▸ Task details:
Copy every line that contains the string "trình" from the entries below.
>> Start Data excerpts
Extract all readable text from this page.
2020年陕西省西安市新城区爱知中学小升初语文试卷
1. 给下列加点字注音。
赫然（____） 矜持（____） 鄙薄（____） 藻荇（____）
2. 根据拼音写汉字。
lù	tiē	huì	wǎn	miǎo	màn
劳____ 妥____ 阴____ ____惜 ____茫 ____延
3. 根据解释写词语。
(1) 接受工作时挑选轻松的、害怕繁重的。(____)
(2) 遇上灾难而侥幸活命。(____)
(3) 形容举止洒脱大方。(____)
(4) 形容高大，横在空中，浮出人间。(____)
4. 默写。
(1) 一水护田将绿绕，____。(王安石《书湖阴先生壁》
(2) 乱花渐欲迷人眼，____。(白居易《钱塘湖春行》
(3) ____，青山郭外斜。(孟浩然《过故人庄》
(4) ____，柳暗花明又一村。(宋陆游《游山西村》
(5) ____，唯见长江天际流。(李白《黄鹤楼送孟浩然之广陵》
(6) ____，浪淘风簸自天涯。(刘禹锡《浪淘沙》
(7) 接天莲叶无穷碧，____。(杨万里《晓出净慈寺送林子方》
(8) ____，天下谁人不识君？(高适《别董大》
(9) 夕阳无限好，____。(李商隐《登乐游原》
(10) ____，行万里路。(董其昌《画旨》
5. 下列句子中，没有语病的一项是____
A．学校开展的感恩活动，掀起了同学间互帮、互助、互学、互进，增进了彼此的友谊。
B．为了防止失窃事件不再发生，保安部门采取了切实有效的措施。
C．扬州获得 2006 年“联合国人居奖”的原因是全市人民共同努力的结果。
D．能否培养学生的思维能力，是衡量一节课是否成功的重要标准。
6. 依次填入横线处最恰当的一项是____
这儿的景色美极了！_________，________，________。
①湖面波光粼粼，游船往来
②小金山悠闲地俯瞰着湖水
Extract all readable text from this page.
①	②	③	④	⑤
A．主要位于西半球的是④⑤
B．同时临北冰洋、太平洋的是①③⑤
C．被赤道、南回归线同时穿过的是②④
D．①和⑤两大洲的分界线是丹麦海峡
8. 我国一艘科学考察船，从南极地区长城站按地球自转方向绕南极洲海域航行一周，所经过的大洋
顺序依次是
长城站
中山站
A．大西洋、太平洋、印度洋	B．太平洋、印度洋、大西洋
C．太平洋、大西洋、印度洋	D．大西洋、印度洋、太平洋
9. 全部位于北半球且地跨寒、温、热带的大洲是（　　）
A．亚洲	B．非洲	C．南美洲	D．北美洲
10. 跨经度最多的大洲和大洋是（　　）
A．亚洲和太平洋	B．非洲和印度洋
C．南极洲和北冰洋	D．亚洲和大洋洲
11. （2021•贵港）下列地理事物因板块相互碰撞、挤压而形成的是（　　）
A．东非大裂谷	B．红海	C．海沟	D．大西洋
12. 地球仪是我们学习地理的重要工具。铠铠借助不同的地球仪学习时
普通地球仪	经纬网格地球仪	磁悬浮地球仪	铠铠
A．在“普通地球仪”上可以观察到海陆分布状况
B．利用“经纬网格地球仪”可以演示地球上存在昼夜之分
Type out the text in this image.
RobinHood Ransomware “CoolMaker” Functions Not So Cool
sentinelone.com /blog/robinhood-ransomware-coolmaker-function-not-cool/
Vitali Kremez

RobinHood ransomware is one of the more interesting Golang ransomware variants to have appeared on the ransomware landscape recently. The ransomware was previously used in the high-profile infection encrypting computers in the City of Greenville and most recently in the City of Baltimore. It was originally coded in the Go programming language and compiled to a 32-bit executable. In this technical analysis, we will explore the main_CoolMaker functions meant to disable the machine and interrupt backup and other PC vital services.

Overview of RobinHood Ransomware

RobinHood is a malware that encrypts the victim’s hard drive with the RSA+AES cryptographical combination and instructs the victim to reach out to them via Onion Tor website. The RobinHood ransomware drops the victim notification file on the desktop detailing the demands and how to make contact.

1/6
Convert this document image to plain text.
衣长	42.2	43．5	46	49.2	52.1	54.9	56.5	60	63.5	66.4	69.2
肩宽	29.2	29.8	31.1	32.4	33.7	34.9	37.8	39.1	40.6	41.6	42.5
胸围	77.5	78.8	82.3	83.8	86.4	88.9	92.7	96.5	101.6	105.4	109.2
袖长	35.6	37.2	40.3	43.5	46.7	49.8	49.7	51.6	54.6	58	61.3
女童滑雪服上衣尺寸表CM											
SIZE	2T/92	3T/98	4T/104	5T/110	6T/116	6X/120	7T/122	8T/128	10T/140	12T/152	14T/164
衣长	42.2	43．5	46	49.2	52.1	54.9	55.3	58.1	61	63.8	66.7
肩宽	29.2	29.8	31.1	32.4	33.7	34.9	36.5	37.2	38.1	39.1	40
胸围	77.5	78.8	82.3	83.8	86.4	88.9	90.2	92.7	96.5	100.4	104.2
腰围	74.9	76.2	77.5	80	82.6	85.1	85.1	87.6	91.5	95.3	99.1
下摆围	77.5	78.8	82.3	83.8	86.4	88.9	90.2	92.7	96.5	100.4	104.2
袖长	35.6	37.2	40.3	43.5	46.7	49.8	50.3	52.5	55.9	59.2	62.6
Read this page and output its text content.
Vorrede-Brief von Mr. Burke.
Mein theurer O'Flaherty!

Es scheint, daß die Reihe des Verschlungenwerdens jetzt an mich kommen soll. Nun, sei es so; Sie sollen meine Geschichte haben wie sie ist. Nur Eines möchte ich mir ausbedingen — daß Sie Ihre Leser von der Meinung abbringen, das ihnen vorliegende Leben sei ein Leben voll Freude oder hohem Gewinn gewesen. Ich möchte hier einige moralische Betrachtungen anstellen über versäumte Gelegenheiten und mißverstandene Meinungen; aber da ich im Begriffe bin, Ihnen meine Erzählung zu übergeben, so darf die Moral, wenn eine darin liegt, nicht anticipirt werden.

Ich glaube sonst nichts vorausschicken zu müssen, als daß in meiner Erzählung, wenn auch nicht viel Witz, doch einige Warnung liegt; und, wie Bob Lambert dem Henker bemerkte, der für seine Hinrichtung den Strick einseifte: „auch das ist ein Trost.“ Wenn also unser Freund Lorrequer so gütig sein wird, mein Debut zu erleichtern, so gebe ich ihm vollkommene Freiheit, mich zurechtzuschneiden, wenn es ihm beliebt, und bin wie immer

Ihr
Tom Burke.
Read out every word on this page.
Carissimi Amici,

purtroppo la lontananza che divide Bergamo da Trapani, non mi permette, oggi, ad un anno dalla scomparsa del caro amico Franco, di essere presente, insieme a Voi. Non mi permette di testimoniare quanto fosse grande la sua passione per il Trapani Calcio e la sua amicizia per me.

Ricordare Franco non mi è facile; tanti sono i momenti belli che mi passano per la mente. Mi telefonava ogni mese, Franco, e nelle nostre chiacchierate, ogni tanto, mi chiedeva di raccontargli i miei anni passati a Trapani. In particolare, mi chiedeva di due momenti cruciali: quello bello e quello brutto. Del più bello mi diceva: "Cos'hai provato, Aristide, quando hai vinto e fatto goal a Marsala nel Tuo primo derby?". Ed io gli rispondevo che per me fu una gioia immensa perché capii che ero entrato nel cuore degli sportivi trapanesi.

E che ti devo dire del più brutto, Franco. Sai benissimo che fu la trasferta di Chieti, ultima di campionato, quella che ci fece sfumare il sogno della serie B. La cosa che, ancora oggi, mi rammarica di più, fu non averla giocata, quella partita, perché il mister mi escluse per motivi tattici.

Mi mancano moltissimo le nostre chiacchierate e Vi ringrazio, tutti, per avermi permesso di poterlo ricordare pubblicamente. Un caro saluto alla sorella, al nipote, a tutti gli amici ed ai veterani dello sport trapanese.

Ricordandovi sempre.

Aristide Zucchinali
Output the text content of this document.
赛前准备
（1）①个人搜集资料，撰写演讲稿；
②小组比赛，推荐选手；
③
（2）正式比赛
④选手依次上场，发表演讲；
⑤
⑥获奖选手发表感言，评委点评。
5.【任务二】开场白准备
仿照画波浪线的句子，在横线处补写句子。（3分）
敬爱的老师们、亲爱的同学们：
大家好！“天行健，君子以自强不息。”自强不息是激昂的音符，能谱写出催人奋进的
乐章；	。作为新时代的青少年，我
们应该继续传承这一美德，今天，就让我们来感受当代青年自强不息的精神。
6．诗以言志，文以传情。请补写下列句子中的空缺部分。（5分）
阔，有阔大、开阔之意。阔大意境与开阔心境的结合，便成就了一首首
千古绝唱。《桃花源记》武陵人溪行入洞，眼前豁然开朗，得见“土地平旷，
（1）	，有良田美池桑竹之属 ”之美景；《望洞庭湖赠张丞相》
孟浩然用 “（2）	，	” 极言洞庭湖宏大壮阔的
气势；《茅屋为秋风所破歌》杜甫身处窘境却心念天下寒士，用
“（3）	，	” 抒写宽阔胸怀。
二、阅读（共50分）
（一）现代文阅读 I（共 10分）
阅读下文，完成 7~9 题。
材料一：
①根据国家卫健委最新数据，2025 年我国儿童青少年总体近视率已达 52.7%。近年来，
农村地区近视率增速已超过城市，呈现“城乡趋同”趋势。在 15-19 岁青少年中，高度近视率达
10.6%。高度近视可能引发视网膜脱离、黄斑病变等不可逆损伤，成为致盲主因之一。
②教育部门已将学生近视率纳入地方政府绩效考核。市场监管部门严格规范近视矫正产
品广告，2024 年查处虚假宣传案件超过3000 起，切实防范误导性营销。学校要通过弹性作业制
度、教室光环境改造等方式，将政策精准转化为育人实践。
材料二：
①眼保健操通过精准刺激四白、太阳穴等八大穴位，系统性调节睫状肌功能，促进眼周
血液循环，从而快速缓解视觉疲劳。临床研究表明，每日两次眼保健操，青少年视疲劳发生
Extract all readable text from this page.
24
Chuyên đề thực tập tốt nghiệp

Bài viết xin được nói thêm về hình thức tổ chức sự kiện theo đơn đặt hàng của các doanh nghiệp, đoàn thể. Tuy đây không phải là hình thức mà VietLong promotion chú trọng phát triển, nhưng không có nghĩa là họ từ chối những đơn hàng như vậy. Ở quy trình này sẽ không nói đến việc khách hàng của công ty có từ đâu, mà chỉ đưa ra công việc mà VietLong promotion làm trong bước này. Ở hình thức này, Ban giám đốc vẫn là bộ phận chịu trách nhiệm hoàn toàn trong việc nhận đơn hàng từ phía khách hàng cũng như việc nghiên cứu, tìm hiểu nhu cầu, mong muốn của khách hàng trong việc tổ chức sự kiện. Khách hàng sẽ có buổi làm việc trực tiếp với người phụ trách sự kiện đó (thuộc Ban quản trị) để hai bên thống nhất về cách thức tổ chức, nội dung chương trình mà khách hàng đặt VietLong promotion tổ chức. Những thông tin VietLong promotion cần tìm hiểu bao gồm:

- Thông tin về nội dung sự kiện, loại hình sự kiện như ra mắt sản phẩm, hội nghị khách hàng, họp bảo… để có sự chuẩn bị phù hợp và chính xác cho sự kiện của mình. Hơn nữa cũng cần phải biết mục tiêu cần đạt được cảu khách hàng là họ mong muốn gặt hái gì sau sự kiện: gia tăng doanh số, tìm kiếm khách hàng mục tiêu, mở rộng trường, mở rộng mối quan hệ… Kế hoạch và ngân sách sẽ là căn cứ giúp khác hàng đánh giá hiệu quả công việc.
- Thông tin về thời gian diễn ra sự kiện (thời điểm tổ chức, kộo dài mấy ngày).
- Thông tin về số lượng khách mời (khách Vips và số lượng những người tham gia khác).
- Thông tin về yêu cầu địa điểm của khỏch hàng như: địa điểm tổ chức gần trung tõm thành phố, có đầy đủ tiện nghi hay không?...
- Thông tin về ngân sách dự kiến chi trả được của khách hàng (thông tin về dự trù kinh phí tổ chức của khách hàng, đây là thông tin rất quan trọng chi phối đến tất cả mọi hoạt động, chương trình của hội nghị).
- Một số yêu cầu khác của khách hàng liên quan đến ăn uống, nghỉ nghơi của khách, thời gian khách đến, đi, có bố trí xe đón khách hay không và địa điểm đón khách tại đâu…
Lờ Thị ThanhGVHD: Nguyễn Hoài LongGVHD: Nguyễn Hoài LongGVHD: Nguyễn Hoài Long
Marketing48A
>> End Data excerpts
▸ Answer in full:
Bài viết xin được nói thêm về hình thức tổ chức sự kiện theo đơn đặt hàng của các doanh nghiệp, đoàn thể. Tuy đây không phải là hình thức mà VietLong promotion chú trọng phát triển, nhưng không có nghĩa là họ từ chối những đơn hàng như vậy. Ở quy trình này sẽ không nói đến việc khách hàng của công ty có từ đâu, mà chỉ đưa ra công việc mà VietLong promotion làm trong bước này. Ở hình thức này, Ban giám đốc vẫn là bộ phận chịu trách nhiệm hoàn toàn trong việc nhận đơn hàng từ phía khách hàng cũng như việc nghiên cứu, tìm hiểu nhu cầu, mong muốn của khách hàng trong việc tổ chức sự kiện. Khách hàng sẽ có buổi làm việc trực tiếp với người phụ trách sự kiện đó (thuộc Ban quản trị) để hai bên thống nhất về cách thức tổ chức, nội dung chương trình mà khách hàng đặt VietLong promotion tổ chức. Những thông tin VietLong promotion cần tìm hiểu bao gồm:
- Thông tin về ngân sách dự kiến chi trả được của khách hàng (thông tin về dự trù kinh phí tổ chức của khách hàng, đây là thông tin rất quan trọng chi phối đến tất cả mọi hoạt động, chương trình của hội nghị).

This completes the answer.